- [INSTRUCTIONS TO FOLLOW]:
Of the lines in the data below, count the ones holding the string "학교운영위원회의", and answer with that number only.

(Saved data entries)
*****

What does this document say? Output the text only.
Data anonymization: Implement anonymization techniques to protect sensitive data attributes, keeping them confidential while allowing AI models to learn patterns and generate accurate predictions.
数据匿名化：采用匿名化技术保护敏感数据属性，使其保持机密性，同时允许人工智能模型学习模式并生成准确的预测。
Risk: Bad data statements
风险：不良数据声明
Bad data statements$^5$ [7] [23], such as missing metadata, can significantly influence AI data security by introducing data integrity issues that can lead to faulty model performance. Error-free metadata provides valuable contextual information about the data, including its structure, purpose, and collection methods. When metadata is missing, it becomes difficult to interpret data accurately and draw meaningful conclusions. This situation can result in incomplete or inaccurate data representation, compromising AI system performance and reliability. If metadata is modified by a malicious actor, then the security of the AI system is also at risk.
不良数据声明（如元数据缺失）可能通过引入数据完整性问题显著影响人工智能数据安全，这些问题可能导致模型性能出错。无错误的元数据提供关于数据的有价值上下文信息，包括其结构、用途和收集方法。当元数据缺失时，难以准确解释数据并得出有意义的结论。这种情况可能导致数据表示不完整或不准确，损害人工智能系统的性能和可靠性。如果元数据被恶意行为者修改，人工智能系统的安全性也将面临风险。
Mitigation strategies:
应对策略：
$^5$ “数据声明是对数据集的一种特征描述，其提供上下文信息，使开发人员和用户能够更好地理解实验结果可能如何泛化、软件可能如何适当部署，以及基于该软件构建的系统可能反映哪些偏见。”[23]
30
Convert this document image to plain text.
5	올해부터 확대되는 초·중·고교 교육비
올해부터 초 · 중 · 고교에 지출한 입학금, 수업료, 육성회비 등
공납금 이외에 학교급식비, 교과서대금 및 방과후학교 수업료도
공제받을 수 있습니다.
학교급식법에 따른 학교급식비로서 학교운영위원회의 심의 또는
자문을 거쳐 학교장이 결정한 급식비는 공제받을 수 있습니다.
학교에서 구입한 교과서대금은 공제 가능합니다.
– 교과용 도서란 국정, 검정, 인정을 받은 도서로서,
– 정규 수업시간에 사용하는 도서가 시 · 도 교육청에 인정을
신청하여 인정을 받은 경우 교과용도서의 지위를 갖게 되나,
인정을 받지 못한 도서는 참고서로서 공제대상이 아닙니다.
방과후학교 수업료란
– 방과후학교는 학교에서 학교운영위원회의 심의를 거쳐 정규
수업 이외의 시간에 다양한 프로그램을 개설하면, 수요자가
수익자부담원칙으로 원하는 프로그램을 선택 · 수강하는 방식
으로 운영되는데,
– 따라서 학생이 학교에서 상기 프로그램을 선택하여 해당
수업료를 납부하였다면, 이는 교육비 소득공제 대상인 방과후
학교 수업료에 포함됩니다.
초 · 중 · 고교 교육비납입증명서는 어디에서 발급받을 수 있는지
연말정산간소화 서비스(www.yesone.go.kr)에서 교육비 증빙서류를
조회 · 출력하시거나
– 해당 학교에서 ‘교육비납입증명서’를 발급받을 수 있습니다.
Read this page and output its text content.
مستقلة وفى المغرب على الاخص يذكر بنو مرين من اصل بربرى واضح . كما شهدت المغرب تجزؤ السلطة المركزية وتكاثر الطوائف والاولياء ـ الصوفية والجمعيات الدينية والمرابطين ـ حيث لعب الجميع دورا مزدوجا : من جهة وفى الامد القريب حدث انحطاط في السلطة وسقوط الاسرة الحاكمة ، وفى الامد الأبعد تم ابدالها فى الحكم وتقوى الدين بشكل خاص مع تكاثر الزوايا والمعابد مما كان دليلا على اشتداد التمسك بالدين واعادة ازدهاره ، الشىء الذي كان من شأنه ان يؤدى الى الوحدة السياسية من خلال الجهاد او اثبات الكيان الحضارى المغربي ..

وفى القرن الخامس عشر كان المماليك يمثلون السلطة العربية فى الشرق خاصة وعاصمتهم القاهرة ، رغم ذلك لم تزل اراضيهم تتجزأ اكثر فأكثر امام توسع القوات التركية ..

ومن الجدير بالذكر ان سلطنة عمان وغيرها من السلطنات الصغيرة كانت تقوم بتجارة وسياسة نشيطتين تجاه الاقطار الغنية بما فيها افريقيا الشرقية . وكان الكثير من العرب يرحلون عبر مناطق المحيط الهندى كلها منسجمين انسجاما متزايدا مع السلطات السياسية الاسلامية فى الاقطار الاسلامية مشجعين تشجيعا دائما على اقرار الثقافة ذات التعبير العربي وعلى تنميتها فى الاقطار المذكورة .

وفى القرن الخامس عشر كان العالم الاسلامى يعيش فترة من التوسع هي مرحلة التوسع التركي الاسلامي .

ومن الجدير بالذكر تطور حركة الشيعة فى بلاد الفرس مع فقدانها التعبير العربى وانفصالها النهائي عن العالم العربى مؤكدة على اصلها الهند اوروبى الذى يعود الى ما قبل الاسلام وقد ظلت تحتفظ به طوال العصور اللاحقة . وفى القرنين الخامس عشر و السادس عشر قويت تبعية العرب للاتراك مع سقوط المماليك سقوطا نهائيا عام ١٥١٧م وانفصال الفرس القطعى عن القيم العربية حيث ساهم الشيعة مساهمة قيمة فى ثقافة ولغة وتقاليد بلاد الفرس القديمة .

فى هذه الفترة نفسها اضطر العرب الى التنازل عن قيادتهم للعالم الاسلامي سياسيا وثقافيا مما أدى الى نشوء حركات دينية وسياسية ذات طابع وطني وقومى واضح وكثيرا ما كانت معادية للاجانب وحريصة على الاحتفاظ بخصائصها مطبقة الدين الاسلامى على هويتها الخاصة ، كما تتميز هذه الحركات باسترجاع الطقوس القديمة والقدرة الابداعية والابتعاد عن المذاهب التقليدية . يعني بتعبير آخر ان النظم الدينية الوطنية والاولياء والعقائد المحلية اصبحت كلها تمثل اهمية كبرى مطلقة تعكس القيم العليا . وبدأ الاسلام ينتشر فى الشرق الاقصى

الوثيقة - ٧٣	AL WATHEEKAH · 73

*****

- [WRITTEN RESPONSE]:
2